Problem to work on
Look through the records below, and copy out every line that holds the string "znak".

[Items listed in a dataset]
■ ■ ■ ■ ■ ■ ■

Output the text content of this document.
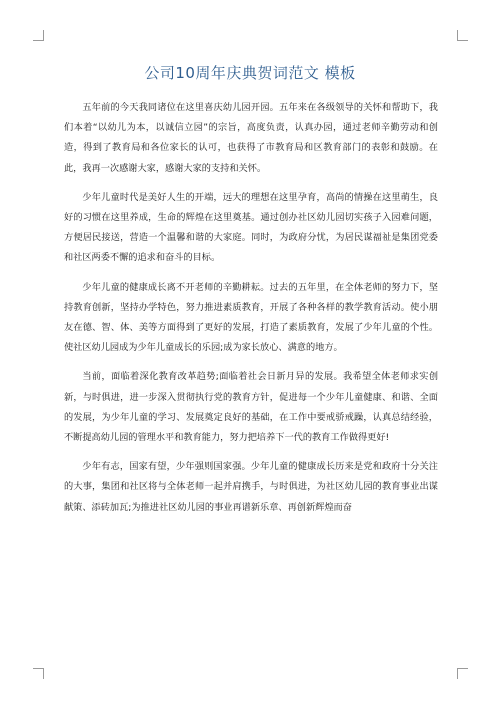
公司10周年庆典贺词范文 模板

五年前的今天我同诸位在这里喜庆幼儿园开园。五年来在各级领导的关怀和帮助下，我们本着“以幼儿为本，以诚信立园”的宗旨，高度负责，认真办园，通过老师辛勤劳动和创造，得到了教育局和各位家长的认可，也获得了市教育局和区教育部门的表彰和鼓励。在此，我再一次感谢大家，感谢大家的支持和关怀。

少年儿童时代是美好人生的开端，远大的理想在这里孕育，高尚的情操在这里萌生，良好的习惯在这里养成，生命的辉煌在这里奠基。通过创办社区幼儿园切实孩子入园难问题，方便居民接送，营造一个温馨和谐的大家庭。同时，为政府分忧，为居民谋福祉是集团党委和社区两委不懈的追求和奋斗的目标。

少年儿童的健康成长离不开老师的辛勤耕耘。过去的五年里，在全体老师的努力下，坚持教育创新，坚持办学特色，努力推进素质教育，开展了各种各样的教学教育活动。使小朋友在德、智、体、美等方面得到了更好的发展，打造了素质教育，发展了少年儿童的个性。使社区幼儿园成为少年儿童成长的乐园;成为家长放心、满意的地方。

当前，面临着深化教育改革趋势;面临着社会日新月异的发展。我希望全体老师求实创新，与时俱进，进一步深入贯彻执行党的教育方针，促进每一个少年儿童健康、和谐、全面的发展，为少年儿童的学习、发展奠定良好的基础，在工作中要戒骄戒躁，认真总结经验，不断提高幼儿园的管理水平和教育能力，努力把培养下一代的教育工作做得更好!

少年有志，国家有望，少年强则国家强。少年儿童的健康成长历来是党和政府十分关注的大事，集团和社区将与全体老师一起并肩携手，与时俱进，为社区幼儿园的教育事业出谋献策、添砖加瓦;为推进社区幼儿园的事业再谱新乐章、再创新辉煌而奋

■ ■ ■ ■ ■ ■ ■

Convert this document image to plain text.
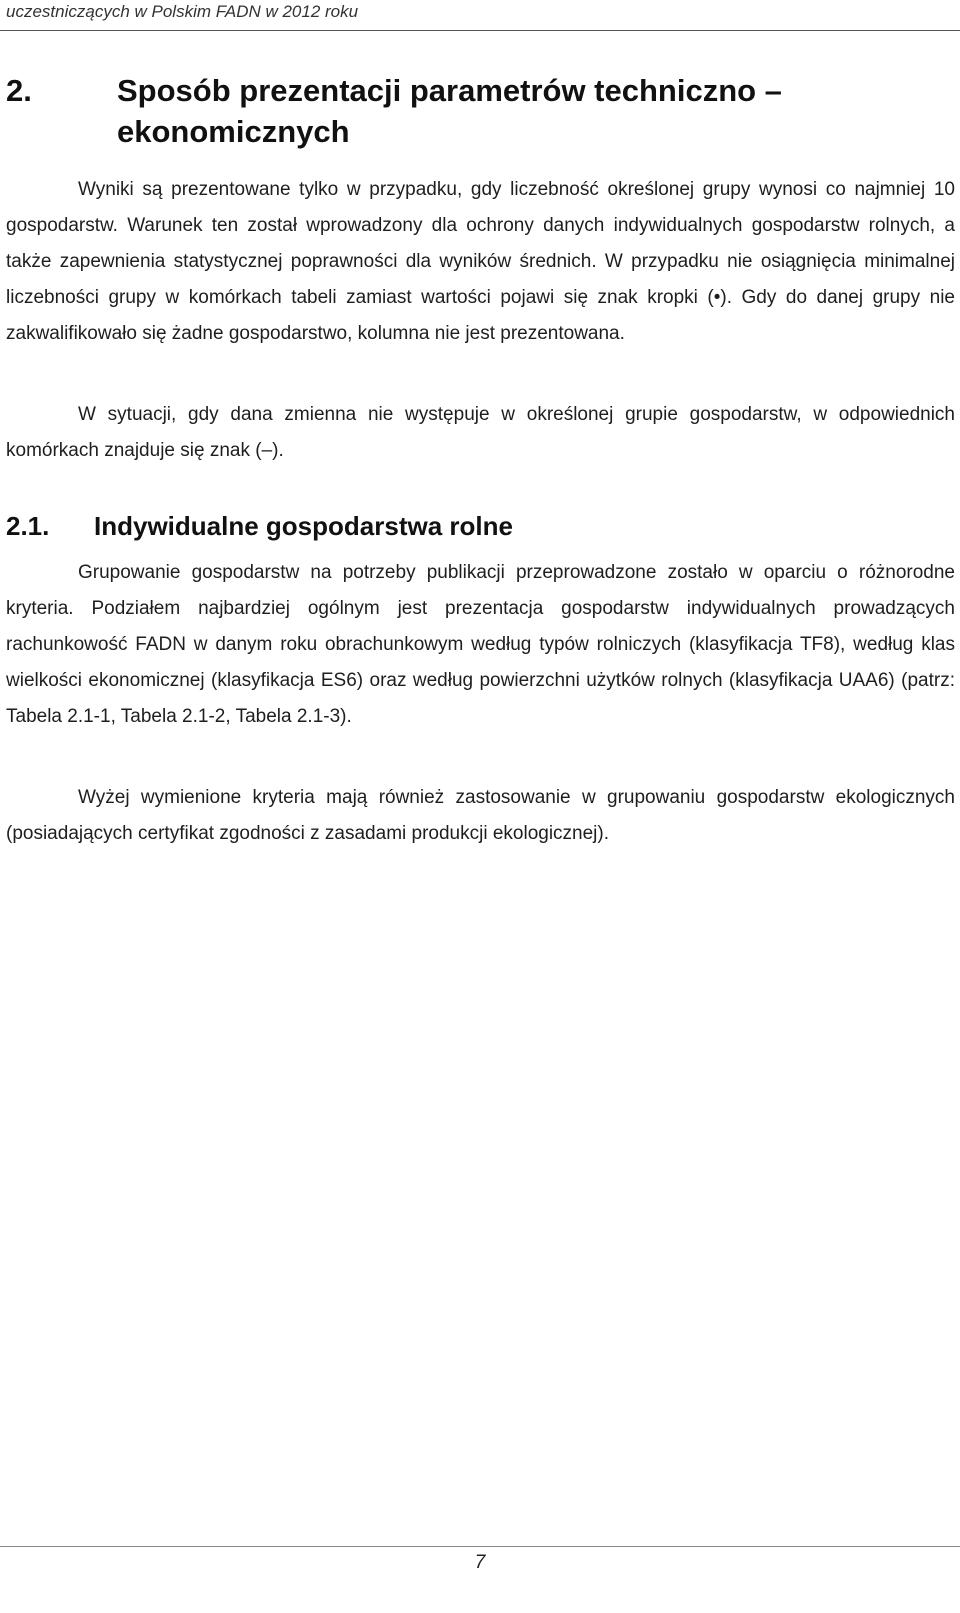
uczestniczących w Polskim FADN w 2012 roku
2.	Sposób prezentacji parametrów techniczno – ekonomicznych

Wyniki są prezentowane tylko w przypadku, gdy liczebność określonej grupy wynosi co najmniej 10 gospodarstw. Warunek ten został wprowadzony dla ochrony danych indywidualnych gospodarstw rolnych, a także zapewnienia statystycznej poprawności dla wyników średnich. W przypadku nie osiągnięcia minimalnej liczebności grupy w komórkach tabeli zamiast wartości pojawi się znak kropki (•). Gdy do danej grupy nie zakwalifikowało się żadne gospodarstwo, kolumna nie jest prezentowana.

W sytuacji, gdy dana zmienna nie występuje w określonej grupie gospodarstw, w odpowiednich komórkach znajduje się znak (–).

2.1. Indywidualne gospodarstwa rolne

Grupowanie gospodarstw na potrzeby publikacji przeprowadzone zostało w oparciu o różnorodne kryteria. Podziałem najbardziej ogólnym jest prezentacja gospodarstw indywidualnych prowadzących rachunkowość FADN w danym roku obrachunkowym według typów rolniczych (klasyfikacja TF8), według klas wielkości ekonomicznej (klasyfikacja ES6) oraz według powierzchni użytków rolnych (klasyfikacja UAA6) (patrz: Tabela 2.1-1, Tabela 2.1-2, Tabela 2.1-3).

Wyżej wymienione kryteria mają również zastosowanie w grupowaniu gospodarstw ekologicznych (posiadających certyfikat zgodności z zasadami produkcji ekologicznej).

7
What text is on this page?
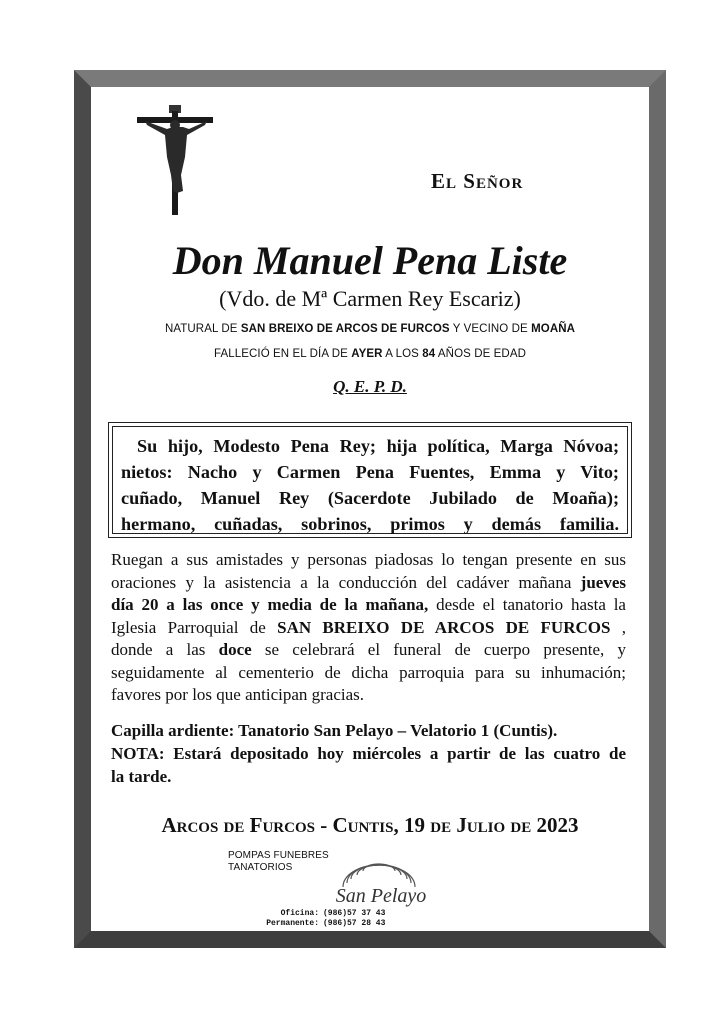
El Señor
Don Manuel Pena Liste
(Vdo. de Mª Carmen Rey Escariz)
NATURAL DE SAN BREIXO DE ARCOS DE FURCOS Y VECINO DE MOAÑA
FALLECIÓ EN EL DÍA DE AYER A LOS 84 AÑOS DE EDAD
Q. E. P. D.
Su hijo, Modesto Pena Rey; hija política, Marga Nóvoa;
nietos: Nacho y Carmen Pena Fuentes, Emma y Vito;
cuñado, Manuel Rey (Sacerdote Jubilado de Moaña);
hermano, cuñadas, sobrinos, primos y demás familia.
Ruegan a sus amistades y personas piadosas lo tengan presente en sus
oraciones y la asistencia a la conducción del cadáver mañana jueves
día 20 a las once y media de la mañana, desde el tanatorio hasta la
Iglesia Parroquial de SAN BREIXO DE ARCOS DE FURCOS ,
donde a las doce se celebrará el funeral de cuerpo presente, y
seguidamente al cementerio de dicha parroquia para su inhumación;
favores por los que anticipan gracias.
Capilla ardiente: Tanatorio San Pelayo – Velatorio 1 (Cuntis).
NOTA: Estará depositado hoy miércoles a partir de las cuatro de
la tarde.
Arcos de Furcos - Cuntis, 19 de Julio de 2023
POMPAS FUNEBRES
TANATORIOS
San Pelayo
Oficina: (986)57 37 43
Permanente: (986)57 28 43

■ ■ ■ ■ ■ ■ ■

Solution for this exercise
Wyniki są prezentowane tylko w przypadku, gdy liczebność określonej grupy wynosi co najmniej 10 gospodarstw. Warunek ten został wprowadzony dla ochrony danych indywidualnych gospodarstw rolnych, a także zapewnienia statystycznej poprawności dla wyników średnich. W przypadku nie osiągnięcia minimalnej liczebności grupy w komórkach tabeli zamiast wartości pojawi się znak kropki (•). Gdy do danej grupy nie zakwalifikowało się żadne gospodarstwo, kolumna nie jest prezentowana.
W sytuacji, gdy dana zmienna nie występuje w określonej grupie gospodarstw, w odpowiednich komórkach znajduje się znak (–).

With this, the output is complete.